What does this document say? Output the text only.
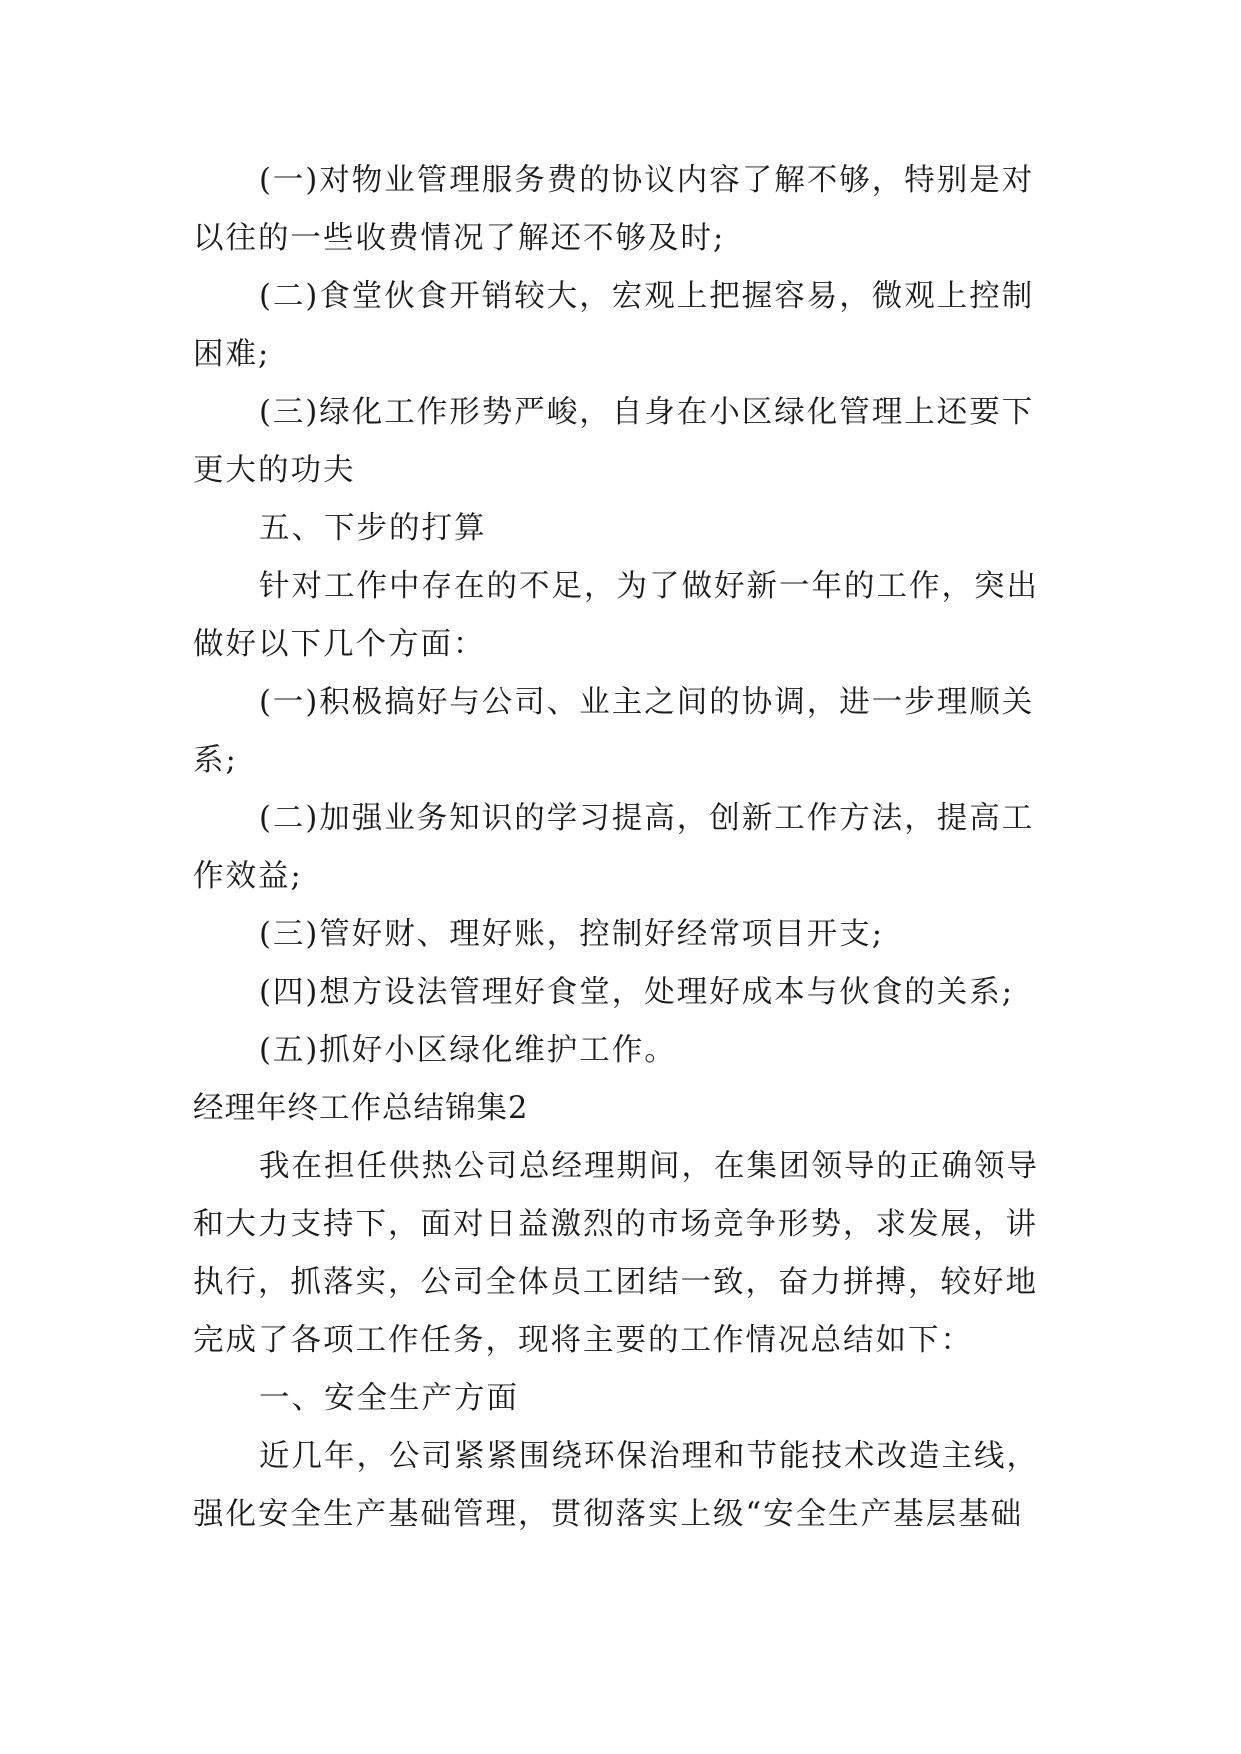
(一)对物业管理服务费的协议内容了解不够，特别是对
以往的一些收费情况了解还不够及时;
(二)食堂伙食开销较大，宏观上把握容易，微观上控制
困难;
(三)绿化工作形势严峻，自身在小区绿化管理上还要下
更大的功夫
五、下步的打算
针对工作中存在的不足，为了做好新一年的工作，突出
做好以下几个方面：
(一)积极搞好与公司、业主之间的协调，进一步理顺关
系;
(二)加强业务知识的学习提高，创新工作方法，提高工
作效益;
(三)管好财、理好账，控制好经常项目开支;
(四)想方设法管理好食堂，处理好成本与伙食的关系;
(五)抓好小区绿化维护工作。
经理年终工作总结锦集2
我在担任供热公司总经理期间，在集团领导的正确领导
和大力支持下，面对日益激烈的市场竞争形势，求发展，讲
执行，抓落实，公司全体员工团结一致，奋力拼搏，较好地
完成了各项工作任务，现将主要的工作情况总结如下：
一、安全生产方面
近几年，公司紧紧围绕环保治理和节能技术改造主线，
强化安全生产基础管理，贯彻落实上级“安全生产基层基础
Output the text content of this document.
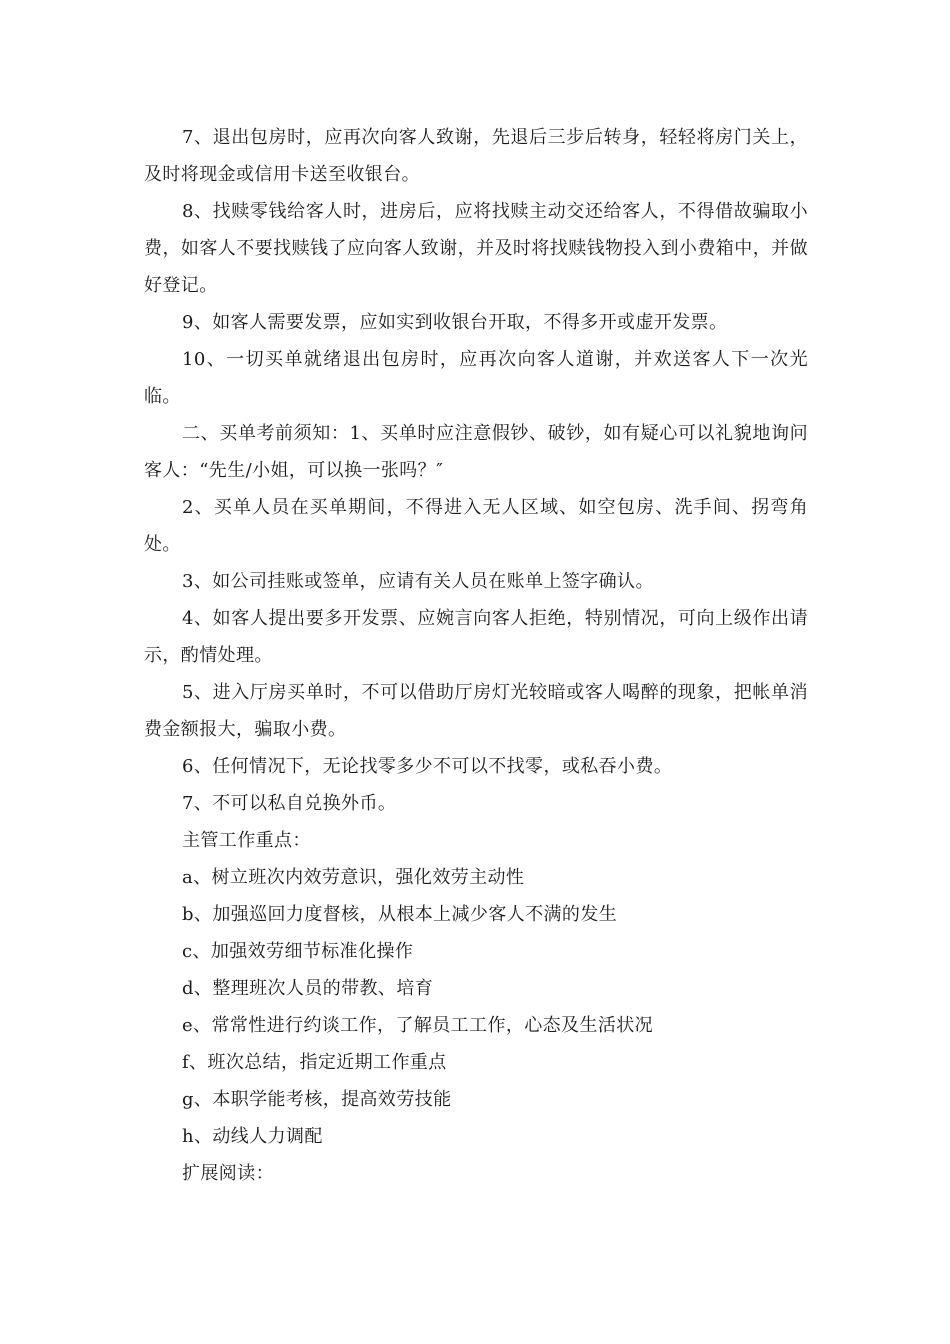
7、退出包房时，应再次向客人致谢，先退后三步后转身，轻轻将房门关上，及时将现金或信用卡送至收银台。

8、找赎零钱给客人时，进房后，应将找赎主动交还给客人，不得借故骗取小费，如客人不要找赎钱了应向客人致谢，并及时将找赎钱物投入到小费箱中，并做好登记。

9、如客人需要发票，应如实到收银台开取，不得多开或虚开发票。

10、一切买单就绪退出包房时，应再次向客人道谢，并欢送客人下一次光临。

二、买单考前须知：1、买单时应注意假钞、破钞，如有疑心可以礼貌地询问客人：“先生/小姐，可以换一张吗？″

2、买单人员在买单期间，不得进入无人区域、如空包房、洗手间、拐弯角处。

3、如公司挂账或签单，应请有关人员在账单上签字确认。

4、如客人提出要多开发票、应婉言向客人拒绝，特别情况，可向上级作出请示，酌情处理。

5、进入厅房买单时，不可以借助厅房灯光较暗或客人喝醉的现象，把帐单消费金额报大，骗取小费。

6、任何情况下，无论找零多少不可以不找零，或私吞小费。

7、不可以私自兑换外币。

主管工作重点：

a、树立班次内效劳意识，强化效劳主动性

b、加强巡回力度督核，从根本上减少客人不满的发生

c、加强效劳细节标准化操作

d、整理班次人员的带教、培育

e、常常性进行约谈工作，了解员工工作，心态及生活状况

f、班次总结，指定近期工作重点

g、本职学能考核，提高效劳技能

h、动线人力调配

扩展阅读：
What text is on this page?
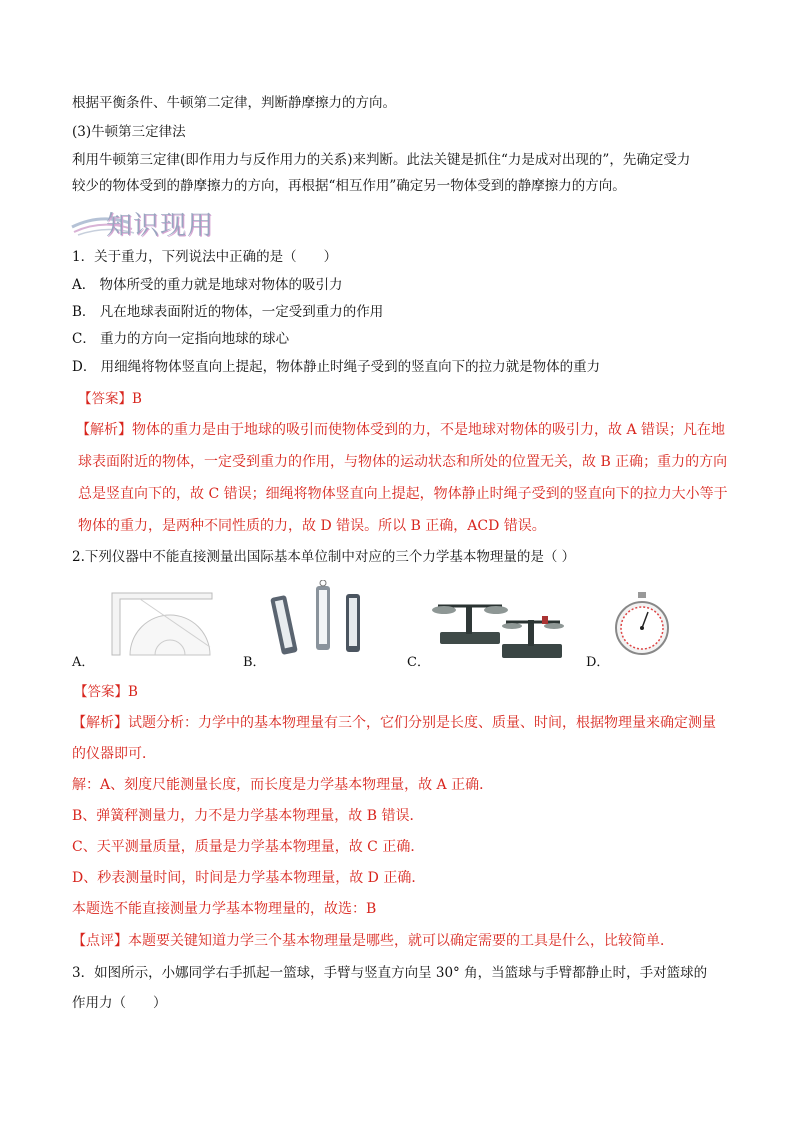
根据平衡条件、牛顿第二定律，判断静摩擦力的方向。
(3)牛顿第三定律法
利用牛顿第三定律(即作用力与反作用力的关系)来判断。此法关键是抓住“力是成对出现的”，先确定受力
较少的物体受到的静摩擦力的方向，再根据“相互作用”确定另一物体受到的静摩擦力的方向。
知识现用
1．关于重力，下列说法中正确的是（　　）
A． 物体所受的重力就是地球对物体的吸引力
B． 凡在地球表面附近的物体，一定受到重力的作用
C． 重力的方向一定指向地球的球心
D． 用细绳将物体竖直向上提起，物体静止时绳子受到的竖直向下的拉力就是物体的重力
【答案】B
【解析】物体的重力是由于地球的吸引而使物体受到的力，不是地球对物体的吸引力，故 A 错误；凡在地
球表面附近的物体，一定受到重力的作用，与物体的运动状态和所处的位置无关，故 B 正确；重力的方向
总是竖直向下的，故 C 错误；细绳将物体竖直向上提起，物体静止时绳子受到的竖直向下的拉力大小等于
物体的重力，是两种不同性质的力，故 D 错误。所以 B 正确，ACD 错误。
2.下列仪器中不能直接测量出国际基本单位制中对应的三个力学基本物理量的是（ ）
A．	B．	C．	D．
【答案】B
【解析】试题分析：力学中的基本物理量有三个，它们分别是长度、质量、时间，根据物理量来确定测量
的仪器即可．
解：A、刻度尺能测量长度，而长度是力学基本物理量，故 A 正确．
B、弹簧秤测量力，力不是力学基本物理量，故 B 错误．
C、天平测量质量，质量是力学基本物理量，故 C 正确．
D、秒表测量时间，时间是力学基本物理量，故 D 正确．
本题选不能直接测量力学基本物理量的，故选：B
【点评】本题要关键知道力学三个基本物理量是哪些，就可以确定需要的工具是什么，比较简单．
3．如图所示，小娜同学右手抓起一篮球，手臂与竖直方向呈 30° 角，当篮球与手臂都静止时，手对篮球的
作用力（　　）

==================================================

Skip the pictures, then retype every line above exactly.

— WRITTEN RESPONSE —
What does this document say? Output the text only.
(一)对物业管理服务费的协议内容了解不够，特别是对
以往的一些收费情况了解还不够及时;
(二)食堂伙食开销较大，宏观上把握容易，微观上控制
困难;
(三)绿化工作形势严峻，自身在小区绿化管理上还要下
更大的功夫
五、下步的打算
针对工作中存在的不足，为了做好新一年的工作，突出
做好以下几个方面：
(一)积极搞好与公司、业主之间的协调，进一步理顺关
系;
(二)加强业务知识的学习提高，创新工作方法，提高工
作效益;
(三)管好财、理好账，控制好经常项目开支;
(四)想方设法管理好食堂，处理好成本与伙食的关系;
(五)抓好小区绿化维护工作。
经理年终工作总结锦集2
我在担任供热公司总经理期间，在集团领导的正确领导
和大力支持下，面对日益激烈的市场竞争形势，求发展，讲
执行，抓落实，公司全体员工团结一致，奋力拼搏，较好地
完成了各项工作任务，现将主要的工作情况总结如下：
一、安全生产方面
近几年，公司紧紧围绕环保治理和节能技术改造主线，
强化安全生产基础管理，贯彻落实上级“安全生产基层基础
Output the text content of this document.
7、退出包房时，应再次向客人致谢，先退后三步后转身，轻轻将房门关上，及时将现金或信用卡送至收银台。

8、找赎零钱给客人时，进房后，应将找赎主动交还给客人，不得借故骗取小费，如客人不要找赎钱了应向客人致谢，并及时将找赎钱物投入到小费箱中，并做好登记。

9、如客人需要发票，应如实到收银台开取，不得多开或虚开发票。

10、一切买单就绪退出包房时，应再次向客人道谢，并欢送客人下一次光临。

二、买单考前须知：1、买单时应注意假钞、破钞，如有疑心可以礼貌地询问客人：“先生/小姐，可以换一张吗？″

2、买单人员在买单期间，不得进入无人区域、如空包房、洗手间、拐弯角处。

3、如公司挂账或签单，应请有关人员在账单上签字确认。

4、如客人提出要多开发票、应婉言向客人拒绝，特别情况，可向上级作出请示，酌情处理。

5、进入厅房买单时，不可以借助厅房灯光较暗或客人喝醉的现象，把帐单消费金额报大，骗取小费。

6、任何情况下，无论找零多少不可以不找零，或私吞小费。

7、不可以私自兑换外币。

主管工作重点：

a、树立班次内效劳意识，强化效劳主动性

b、加强巡回力度督核，从根本上减少客人不满的发生

c、加强效劳细节标准化操作

d、整理班次人员的带教、培育

e、常常性进行约谈工作，了解员工工作，心态及生活状况

f、班次总结，指定近期工作重点

g、本职学能考核，提高效劳技能

h、动线人力调配

扩展阅读：
What text is on this page?
根据平衡条件、牛顿第二定律，判断静摩擦力的方向。
(3)牛顿第三定律法
利用牛顿第三定律(即作用力与反作用力的关系)来判断。此法关键是抓住“力是成对出现的”，先确定受力
较少的物体受到的静摩擦力的方向，再根据“相互作用”确定另一物体受到的静摩擦力的方向。
知识现用
1．关于重力，下列说法中正确的是（　　）
A． 物体所受的重力就是地球对物体的吸引力
B． 凡在地球表面附近的物体，一定受到重力的作用
C． 重力的方向一定指向地球的球心
D． 用细绳将物体竖直向上提起，物体静止时绳子受到的竖直向下的拉力就是物体的重力
【答案】B
【解析】物体的重力是由于地球的吸引而使物体受到的力，不是地球对物体的吸引力，故 A 错误；凡在地
球表面附近的物体，一定受到重力的作用，与物体的运动状态和所处的位置无关，故 B 正确；重力的方向
总是竖直向下的，故 C 错误；细绳将物体竖直向上提起，物体静止时绳子受到的竖直向下的拉力大小等于
物体的重力，是两种不同性质的力，故 D 错误。所以 B 正确，ACD 错误。
2.下列仪器中不能直接测量出国际基本单位制中对应的三个力学基本物理量的是（ ）
A．	B．	C．	D．
【答案】B
【解析】试题分析：力学中的基本物理量有三个，它们分别是长度、质量、时间，根据物理量来确定测量
的仪器即可．
解：A、刻度尺能测量长度，而长度是力学基本物理量，故 A 正确．
B、弹簧秤测量力，力不是力学基本物理量，故 B 错误．
C、天平测量质量，质量是力学基本物理量，故 C 正确．
D、秒表测量时间，时间是力学基本物理量，故 D 正确．
本题选不能直接测量力学基本物理量的，故选：B
【点评】本题要关键知道力学三个基本物理量是哪些，就可以确定需要的工具是什么，比较简单．
3．如图所示，小娜同学右手抓起一篮球，手臂与竖直方向呈 30° 角，当篮球与手臂都静止时，手对篮球的
作用力（　　）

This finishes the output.